THE REQUEST: Rewrite the lines of the data from the line with "keyboard-icon[interactable]: ⌨: [1154, 698, 1168, 709]" to the line with "358, 336, 386]" as a JSON list of strings, one string per line, leaving out any blank lines.

[Stored data]
-- -- --
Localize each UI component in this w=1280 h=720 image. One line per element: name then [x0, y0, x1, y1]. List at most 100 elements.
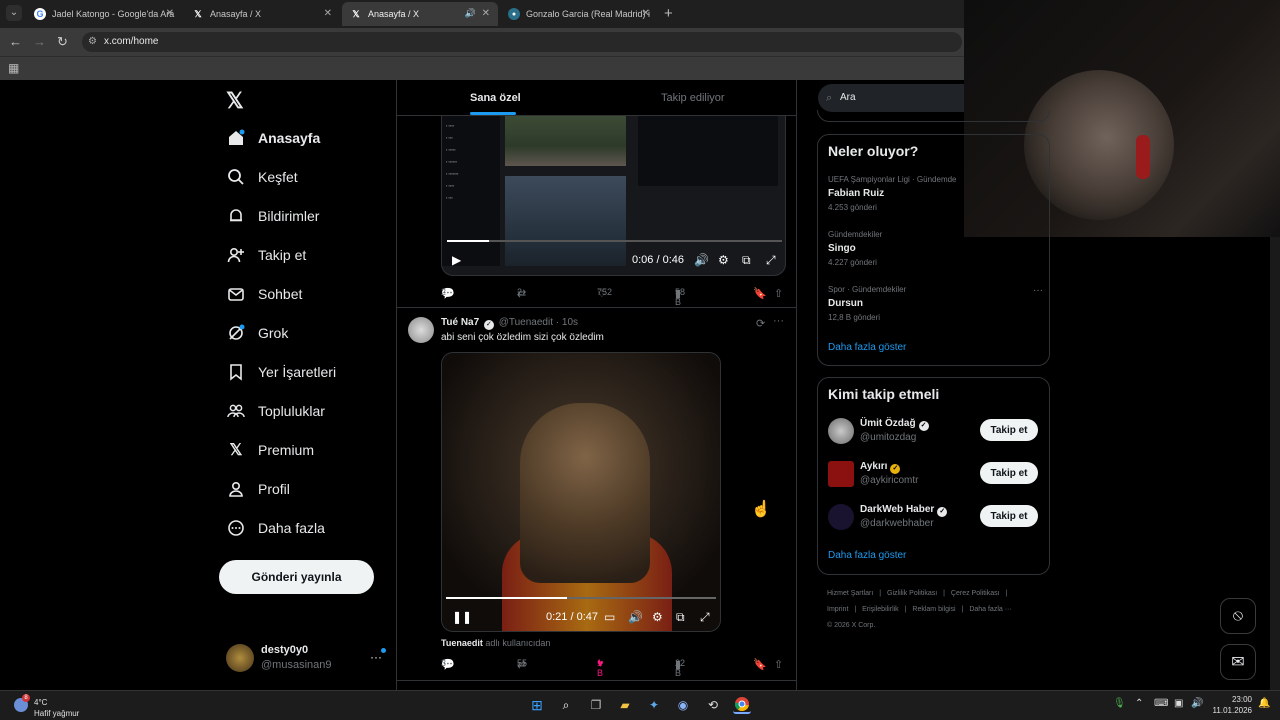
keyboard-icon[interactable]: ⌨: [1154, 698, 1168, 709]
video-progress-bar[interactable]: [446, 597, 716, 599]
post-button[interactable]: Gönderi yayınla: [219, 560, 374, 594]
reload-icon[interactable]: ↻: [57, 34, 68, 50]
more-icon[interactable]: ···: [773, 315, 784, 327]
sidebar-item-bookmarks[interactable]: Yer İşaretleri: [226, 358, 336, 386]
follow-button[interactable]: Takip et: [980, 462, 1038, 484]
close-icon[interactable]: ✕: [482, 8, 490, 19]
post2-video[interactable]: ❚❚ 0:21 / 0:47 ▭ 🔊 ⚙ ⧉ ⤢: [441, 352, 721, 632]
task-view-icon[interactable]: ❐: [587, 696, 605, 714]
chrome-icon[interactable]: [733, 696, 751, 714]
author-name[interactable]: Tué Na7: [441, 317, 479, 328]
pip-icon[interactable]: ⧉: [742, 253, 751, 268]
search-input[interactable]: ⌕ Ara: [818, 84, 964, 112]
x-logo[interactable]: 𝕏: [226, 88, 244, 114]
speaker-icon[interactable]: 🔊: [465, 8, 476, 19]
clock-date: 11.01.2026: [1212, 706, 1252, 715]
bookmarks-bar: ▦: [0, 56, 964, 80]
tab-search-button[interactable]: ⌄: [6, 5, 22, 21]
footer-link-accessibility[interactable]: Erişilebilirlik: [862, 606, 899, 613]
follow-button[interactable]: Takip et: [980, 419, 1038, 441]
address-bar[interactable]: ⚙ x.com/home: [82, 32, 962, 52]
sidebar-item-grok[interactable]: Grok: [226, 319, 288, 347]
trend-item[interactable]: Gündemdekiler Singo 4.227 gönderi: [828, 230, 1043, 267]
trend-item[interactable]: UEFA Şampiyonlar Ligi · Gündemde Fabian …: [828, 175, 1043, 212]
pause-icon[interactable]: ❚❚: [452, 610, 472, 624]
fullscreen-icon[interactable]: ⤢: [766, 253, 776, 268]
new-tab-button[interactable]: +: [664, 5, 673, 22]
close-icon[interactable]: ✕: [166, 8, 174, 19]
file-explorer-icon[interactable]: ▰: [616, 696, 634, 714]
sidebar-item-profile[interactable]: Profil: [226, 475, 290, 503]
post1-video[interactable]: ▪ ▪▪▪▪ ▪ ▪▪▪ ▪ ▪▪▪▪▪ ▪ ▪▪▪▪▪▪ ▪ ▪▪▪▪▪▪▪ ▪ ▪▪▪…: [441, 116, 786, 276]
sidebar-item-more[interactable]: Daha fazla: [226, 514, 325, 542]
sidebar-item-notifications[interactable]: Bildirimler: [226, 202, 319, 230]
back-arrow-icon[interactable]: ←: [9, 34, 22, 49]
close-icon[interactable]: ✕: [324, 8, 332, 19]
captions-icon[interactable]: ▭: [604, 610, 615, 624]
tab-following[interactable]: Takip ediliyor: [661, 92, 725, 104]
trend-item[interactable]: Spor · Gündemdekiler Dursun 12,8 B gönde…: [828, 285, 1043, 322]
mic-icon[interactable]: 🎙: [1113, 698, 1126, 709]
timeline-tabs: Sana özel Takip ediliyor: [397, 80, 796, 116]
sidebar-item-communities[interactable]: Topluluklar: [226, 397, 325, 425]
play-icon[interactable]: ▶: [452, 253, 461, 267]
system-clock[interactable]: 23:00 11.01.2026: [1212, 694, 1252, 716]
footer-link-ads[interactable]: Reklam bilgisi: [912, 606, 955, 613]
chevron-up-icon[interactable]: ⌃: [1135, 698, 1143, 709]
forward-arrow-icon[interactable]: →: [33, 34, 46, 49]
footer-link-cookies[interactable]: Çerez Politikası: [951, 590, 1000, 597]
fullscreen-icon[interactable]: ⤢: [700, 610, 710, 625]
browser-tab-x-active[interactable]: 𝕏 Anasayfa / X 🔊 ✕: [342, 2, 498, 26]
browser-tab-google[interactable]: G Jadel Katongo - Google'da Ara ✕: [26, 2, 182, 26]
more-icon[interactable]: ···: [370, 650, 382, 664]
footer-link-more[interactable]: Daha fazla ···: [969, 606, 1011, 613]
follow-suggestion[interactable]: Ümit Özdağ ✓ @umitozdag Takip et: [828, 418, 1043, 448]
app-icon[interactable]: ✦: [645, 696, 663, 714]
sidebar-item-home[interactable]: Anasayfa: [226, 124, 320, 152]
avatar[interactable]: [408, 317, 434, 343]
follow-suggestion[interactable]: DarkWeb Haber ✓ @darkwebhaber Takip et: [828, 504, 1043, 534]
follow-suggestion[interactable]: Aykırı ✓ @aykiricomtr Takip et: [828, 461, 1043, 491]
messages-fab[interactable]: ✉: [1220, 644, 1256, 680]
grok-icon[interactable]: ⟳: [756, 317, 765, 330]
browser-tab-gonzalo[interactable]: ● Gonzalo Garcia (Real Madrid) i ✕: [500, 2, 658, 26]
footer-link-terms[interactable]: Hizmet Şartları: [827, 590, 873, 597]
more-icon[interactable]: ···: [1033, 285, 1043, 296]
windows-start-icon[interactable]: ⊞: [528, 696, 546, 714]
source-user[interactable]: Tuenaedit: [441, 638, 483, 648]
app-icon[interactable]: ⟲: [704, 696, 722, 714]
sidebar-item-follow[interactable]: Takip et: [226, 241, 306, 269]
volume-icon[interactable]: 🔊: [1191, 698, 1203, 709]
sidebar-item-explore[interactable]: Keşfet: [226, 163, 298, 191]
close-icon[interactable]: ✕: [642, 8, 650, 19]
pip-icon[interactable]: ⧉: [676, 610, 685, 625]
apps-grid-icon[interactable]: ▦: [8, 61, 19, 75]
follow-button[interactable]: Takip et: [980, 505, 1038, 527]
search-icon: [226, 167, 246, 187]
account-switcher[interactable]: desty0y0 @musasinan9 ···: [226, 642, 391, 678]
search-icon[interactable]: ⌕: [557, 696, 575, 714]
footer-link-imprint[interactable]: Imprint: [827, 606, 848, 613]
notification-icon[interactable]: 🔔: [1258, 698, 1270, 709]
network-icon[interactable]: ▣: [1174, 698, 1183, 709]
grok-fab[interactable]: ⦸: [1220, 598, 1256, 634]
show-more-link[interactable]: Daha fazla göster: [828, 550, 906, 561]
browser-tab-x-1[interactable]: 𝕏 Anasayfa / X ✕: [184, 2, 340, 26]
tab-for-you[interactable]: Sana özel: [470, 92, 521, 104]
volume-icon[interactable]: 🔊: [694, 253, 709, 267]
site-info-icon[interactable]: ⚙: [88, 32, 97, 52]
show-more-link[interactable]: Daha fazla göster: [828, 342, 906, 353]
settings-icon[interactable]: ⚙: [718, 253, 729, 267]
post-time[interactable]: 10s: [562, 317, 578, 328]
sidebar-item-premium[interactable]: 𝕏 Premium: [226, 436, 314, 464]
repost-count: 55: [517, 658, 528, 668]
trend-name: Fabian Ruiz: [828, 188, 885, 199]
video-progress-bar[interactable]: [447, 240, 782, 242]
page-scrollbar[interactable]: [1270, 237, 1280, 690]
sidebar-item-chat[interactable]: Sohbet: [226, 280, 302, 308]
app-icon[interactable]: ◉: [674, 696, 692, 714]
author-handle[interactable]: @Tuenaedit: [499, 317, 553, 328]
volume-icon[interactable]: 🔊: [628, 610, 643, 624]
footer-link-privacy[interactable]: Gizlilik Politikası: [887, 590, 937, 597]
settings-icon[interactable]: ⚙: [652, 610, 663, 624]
-- -- --
SOLUTION FOR THIS PROBLEM:
[
  "keyboard-icon[interactable]: ⌨: [1154, 698, 1168, 709]",
  "video-progress-bar[interactable]: [446, 597, 716, 599]",
  "post-button[interactable]: Gönderi yayınla: [219, 560, 374, 594]",
  "reload-icon[interactable]: ↻: [57, 34, 68, 50]",
  "more-icon[interactable]: ···: [773, 315, 784, 327]",
  "sidebar-item-bookmarks[interactable]: Yer İşaretleri: [226, 358, 336, 386]"
]